Lines containing the string "made" are to be collected in full.

------ Records shown ------

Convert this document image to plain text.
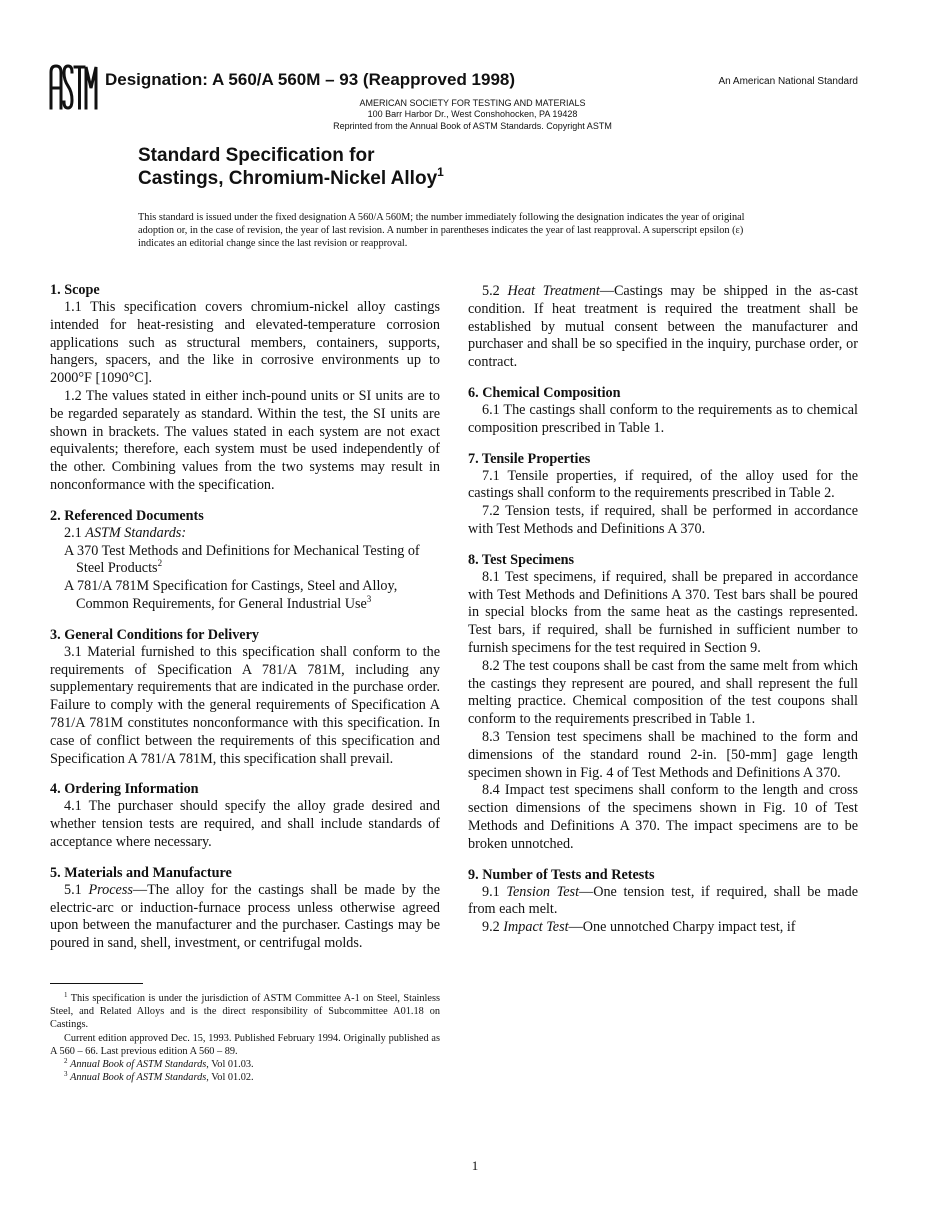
ASTM
Designation: A 560/A 560M – 93 (Reapproved 1998)	An American National Standard
AMERICAN SOCIETY FOR TESTING AND MATERIALS
100 Barr Harbor Dr., West Conshohocken, PA 19428
Reprinted from the Annual Book of ASTM Standards. Copyright ASTM
Standard Specification for
Castings, Chromium-Nickel Alloy$^1$
This standard is issued under the fixed designation A 560/A 560M; the number immediately following the designation indicates the year of original adoption or, in the case of revision, the year of last revision. A number in parentheses indicates the year of last reapproval. A superscript epsilon (ε) indicates an editorial change since the last revision or reapproval.
1. Scope

1.1 This specification covers chromium-nickel alloy castings intended for heat-resisting and elevated-temperature corrosion applications such as structural members, containers, supports, hangers, spacers, and the like in corrosive environments up to 2000°F [1090°C].

1.2 The values stated in either inch-pound units or SI units are to be regarded separately as standard. Within the test, the SI units are shown in brackets. The values stated in each system are not exact equivalents; therefore, each system must be used independently of the other. Combining values from the two systems may result in nonconformance with the specification.

2. Referenced Documents

2.1 ASTM Standards:

A 370 Test Methods and Definitions for Mechanical Testing of Steel Products$^2$

A 781/A 781M Specification for Castings, Steel and Alloy, Common Requirements, for General Industrial Use$^3$

3. General Conditions for Delivery

3.1 Material furnished to this specification shall conform to the requirements of Specification A 781/A 781M, including any supplementary requirements that are indicated in the purchase order. Failure to comply with the general requirements of Specification A 781/A 781M constitutes nonconformance with this specification. In case of conflict between the requirements of this specification and Specification A 781/A 781M, this specification shall prevail.

4. Ordering Information

4.1 The purchaser should specify the alloy grade desired and whether tension tests are required, and shall include standards of acceptance where necessary.

5. Materials and Manufacture

5.1 Process—The alloy for the castings shall be made by the electric-arc or induction-furnace process unless otherwise agreed upon between the manufacturer and the purchaser. Castings may be poured in sand, shell, investment, or centrifugal molds.

5.2 Heat Treatment—Castings may be shipped in the as-cast condition. If heat treatment is required the treatment shall be established by mutual consent between the manufacturer and purchaser and shall be so specified in the inquiry, purchase order, or contract.

6. Chemical Composition

6.1 The castings shall conform to the requirements as to chemical composition prescribed in Table 1.

7. Tensile Properties

7.1 Tensile properties, if required, of the alloy used for the castings shall conform to the requirements prescribed in Table 2.

7.2 Tension tests, if required, shall be performed in accordance with Test Methods and Definitions A 370.

8. Test Specimens

8.1 Test specimens, if required, shall be prepared in accordance with Test Methods and Definitions A 370. Test bars shall be poured in special blocks from the same heat as the castings represented. Test bars, if required, shall be furnished in sufficient number to furnish specimens for the test required in Section 9.

8.2 The test coupons shall be cast from the same melt from which the castings they represent are poured, and shall represent the full melting practice. Chemical composition of the test coupons shall conform to the requirements prescribed in Table 1.

8.3 Tension test specimens shall be machined to the form and dimensions of the standard round 2-in. [50-mm] gage length specimen shown in Fig. 4 of Test Methods and Definitions A 370.

8.4 Impact test specimens shall conform to the length and cross section dimensions of the specimens shown in Fig. 10 of Test Methods and Definitions A 370. The impact specimens are to be broken unnotched.

9. Number of Tests and Retests

9.1 Tension Test—One tension test, if required, shall be made from each melt.

9.2 Impact Test—One unnotched Charpy impact test, if

$^1$ This specification is under the jurisdiction of ASTM Committee A-1 on Steel, Stainless Steel, and Related Alloys and is the direct responsibility of Subcommittee A01.18 on Castings.

Current edition approved Dec. 15, 1993. Published February 1994. Originally published as A 560 – 66. Last previous edition A 560 – 89.

$^2$ Annual Book of ASTM Standards, Vol 01.03.

$^3$ Annual Book of ASTM Standards, Vol 01.02.

1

------

» **Written response**
5.1 Process—The alloy for the castings shall be made by the electric-arc or induction-furnace process unless otherwise agreed upon between the manufacturer and the purchaser. Castings may be poured in sand, shell, investment, or centrifugal molds.
9.1 Tension Test—One tension test, if required, shall be made from each melt.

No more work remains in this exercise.